[Provided records start]
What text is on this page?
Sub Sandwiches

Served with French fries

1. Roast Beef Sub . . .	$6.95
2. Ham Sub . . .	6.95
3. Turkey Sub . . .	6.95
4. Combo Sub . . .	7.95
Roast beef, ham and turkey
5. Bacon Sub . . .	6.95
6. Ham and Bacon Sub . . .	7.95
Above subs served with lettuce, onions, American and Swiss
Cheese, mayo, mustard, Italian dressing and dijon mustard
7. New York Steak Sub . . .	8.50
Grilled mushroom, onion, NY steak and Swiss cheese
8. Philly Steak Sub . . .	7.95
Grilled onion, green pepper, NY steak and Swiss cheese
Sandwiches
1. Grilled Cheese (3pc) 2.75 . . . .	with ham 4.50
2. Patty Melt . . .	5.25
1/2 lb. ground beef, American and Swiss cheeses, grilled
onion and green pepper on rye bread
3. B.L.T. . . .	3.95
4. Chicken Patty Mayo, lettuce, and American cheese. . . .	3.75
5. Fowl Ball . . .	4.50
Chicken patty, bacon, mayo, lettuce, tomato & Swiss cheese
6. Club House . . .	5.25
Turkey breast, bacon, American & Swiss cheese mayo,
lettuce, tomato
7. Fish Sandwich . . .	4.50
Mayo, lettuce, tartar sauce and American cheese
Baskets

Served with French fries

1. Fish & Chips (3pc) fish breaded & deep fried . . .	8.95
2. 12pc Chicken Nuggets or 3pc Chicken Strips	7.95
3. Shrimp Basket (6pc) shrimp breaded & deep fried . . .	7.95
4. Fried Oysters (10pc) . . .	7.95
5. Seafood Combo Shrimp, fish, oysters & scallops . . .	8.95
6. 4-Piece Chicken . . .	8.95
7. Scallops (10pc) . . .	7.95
[Provided records end]
What you will do: Search the entries for the word "breaded", then gather every line that has it.

Exercise solution:
1. Fish & Chips (3pc) fish breaded & deep fried . . .	8.95
3. Shrimp Basket (6pc) shrimp breaded & deep fried . . .	7.95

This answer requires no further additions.